■ AIM:
Please restate the following records word for word.

■ DATASET RECORDS:
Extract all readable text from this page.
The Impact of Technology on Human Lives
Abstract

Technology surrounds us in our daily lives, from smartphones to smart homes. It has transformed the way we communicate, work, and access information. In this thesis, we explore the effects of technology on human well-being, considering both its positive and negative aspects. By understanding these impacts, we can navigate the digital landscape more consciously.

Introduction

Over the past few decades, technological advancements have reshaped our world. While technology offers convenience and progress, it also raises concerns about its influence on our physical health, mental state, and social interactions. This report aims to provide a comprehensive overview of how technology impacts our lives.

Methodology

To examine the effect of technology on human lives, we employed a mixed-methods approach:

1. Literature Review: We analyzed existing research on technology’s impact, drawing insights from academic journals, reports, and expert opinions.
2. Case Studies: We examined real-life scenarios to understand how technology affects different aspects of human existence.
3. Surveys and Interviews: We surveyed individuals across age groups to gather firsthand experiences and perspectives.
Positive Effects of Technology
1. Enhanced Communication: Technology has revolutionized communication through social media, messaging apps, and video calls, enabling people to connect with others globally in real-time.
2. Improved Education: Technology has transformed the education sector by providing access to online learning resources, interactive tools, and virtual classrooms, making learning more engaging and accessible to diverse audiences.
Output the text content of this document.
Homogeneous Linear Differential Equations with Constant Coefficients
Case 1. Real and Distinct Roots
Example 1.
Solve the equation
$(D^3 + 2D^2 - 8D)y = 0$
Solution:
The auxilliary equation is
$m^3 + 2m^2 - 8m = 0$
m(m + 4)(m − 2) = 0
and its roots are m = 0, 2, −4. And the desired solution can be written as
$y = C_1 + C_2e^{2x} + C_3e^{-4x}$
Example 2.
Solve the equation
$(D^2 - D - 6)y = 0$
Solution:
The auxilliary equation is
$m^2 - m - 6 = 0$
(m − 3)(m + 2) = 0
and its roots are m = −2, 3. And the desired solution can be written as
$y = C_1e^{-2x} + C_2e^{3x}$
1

■ CORRECT ANSWER:
Extract all readable text from this page.
The Impact of Technology on Human Lives
Abstract

Technology surrounds us in our daily lives, from smartphones to smart homes. It has transformed the way we communicate, work, and access information. In this thesis, we explore the effects of technology on human well-being, considering both its positive and negative aspects. By understanding these impacts, we can navigate the digital landscape more consciously.

Introduction

Over the past few decades, technological advancements have reshaped our world. While technology offers convenience and progress, it also raises concerns about its influence on our physical health, mental state, and social interactions. This report aims to provide a comprehensive overview of how technology impacts our lives.

Methodology

To examine the effect of technology on human lives, we employed a mixed-methods approach:

1. Literature Review: We analyzed existing research on technology’s impact, drawing insights from academic journals, reports, and expert opinions.
2. Case Studies: We examined real-life scenarios to understand how technology affects different aspects of human existence.
3. Surveys and Interviews: We surveyed individuals across age groups to gather firsthand experiences and perspectives.
Positive Effects of Technology
1. Enhanced Communication: Technology has revolutionized communication through social media, messaging apps, and video calls, enabling people to connect with others globally in real-time.
2. Improved Education: Technology has transformed the education sector by providing access to online learning resources, interactive tools, and virtual classrooms, making learning more engaging and accessible to diverse audiences.
Output the text content of this document.
Homogeneous Linear Differential Equations with Constant Coefficients
Case 1. Real and Distinct Roots
Example 1.
Solve the equation
$(D^3 + 2D^2 - 8D)y = 0$
Solution:
The auxilliary equation is
$m^3 + 2m^2 - 8m = 0$
m(m + 4)(m − 2) = 0
and its roots are m = 0, 2, −4. And the desired solution can be written as
$y = C_1 + C_2e^{2x} + C_3e^{-4x}$
Example 2.
Solve the equation
$(D^2 - D - 6)y = 0$
Solution:
The auxilliary equation is
$m^2 - m - 6 = 0$
(m − 3)(m + 2) = 0
and its roots are m = −2, 3. And the desired solution can be written as
$y = C_1e^{-2x} + C_2e^{3x}$
1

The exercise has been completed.